§ **Given task**
Repeat what the lines below say, word for word, and skip every image.

§ **Data rows**
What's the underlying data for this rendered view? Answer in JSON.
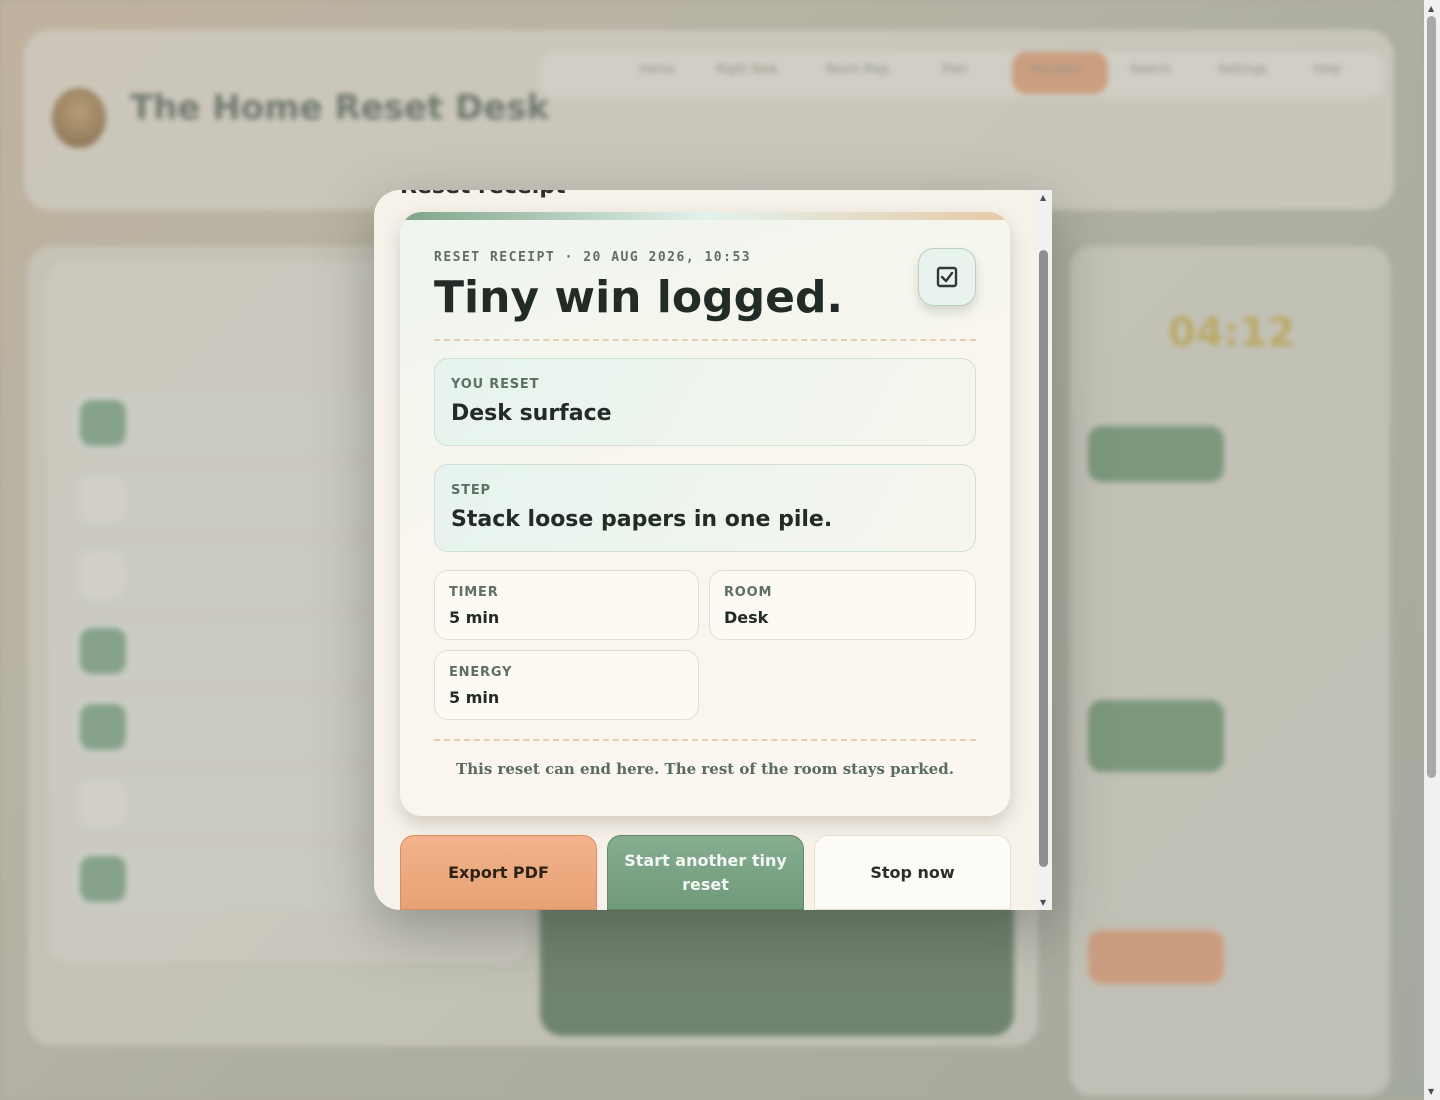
{
  "background": {
    "app_title": "The Home Reset Desk",
    "nav_items": [
      "Home",
      "Right Now",
      "Room Map",
      "Plan",
      "Receipts",
      "Search",
      "Settings",
      "Help"
    ],
    "timer_value": "04:12"
  },
  "modal": {
    "heading": "Reset receipt",
    "receipt": {
      "meta": "RESET RECEIPT · 20 AUG 2026, 10:53",
      "title": "Tiny win logged.",
      "check_icon": "checkbox-icon",
      "you_reset_label": "YOU RESET",
      "you_reset_value": "Desk surface",
      "step_label": "STEP",
      "step_value": "Stack loose papers in one pile.",
      "timer_label": "TIMER",
      "timer_value": "5 min",
      "room_label": "ROOM",
      "room_value": "Desk",
      "energy_label": "ENERGY",
      "energy_value": "5 min",
      "note": "This reset can end here. The rest of the room stays parked."
    },
    "actions": {
      "export": "Export PDF",
      "again": "Start another tiny reset",
      "stop": "Stop now"
    }
  },
  "colors": {
    "accent_green": "#6f9a7a",
    "accent_orange": "#e8a173",
    "card_bg": "#fbf7ee"
  }
}
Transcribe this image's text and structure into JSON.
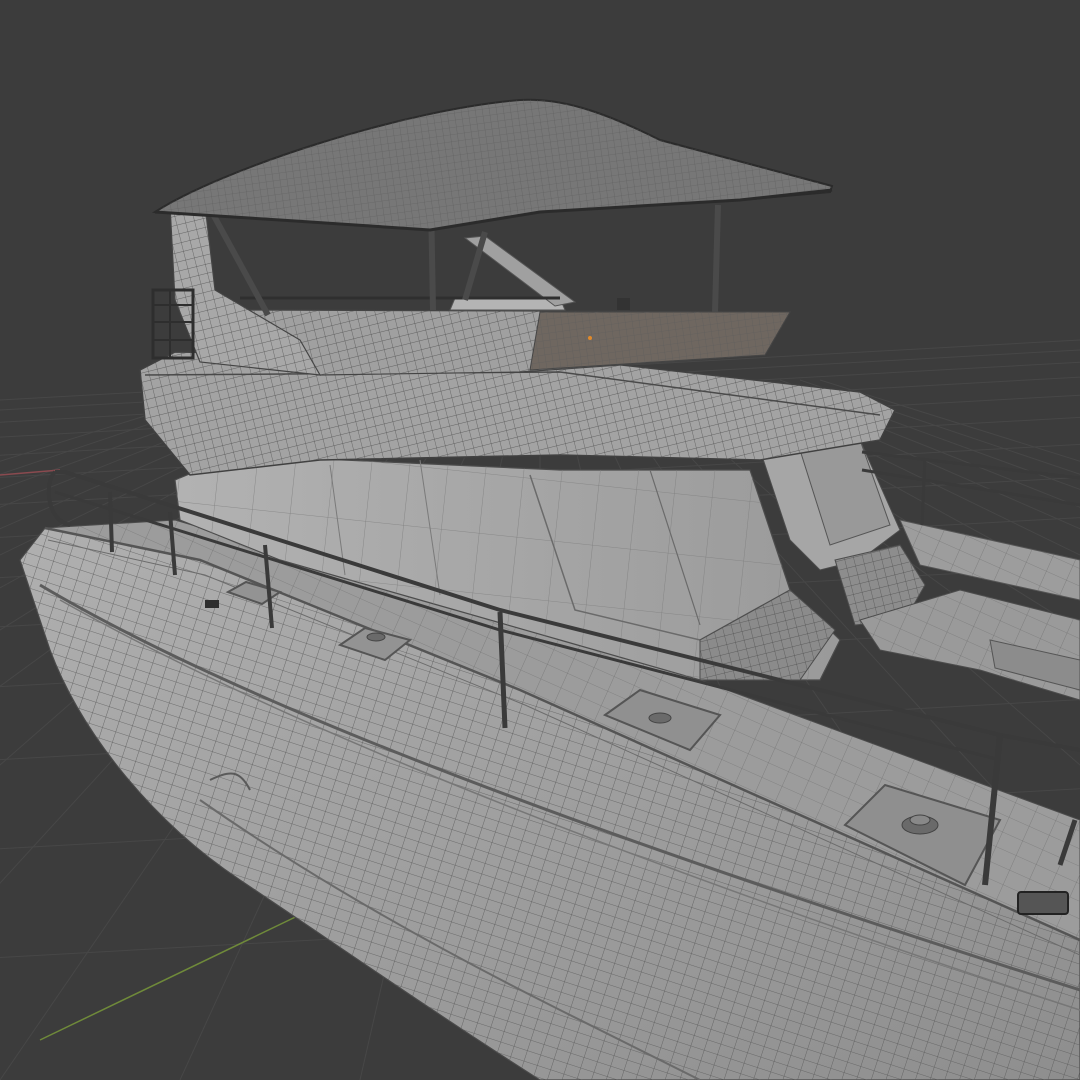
{
  "scene": {
    "subject": "motor yacht",
    "view_mode": "wireframe",
    "colors": {
      "background": "#3c3c3c",
      "grid_line": "#474747",
      "x_axis": "#8a4a4f",
      "y_axis": "#6f8a3a",
      "hull": "#a7a7a7",
      "hull_shadow": "#8c8c8c",
      "deck": "#9b9b9b",
      "cabin": "#aaaaaa",
      "roof_canopy": "#767676",
      "tinted_panel": "#6f6760",
      "railing": "#5a5a5a",
      "mesh_line": "#4a4a4a"
    }
  }
}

§ **Complete answer**
What's the underlying data for this rendered view? Answer in JSON.
{
  "background": {
    "app_title": "The Home Reset Desk",
    "nav_items": [
      "Home",
      "Right Now",
      "Room Map",
      "Plan",
      "Receipts",
      "Search",
      "Settings",
      "Help"
    ],
    "timer_value": "04:12"
  },
  "modal": {
    "heading": "Reset receipt",
    "receipt": {
      "meta": "RESET RECEIPT · 20 AUG 2026, 10:53",
      "title": "Tiny win logged.",
      "check_icon": "checkbox-icon",
      "you_reset_label": "YOU RESET",
      "you_reset_value": "Desk surface",
      "step_label": "STEP",
      "step_value": "Stack loose papers in one pile.",
      "timer_label": "TIMER",
      "timer_value": "5 min",
      "room_label": "ROOM",
      "room_value": "Desk",
      "energy_label": "ENERGY",
      "energy_value": "5 min",
      "note": "This reset can end here. The rest of the room stays parked."
    },
    "actions": {
      "export": "Export PDF",
      "again": "Start another tiny reset",
      "stop": "Stop now"
    }
  },
  "colors": {
    "accent_green": "#6f9a7a",
    "accent_orange": "#e8a173",
    "card_bg": "#fbf7ee"
  }
}
Transcribe this image's text and structure into JSON.
{
  "scene": {
    "subject": "motor yacht",
    "view_mode": "wireframe",
    "colors": {
      "background": "#3c3c3c",
      "grid_line": "#474747",
      "x_axis": "#8a4a4f",
      "y_axis": "#6f8a3a",
      "hull": "#a7a7a7",
      "hull_shadow": "#8c8c8c",
      "deck": "#9b9b9b",
      "cabin": "#aaaaaa",
      "roof_canopy": "#767676",
      "tinted_panel": "#6f6760",
      "railing": "#5a5a5a",
      "mesh_line": "#4a4a4a"
    }
  }
}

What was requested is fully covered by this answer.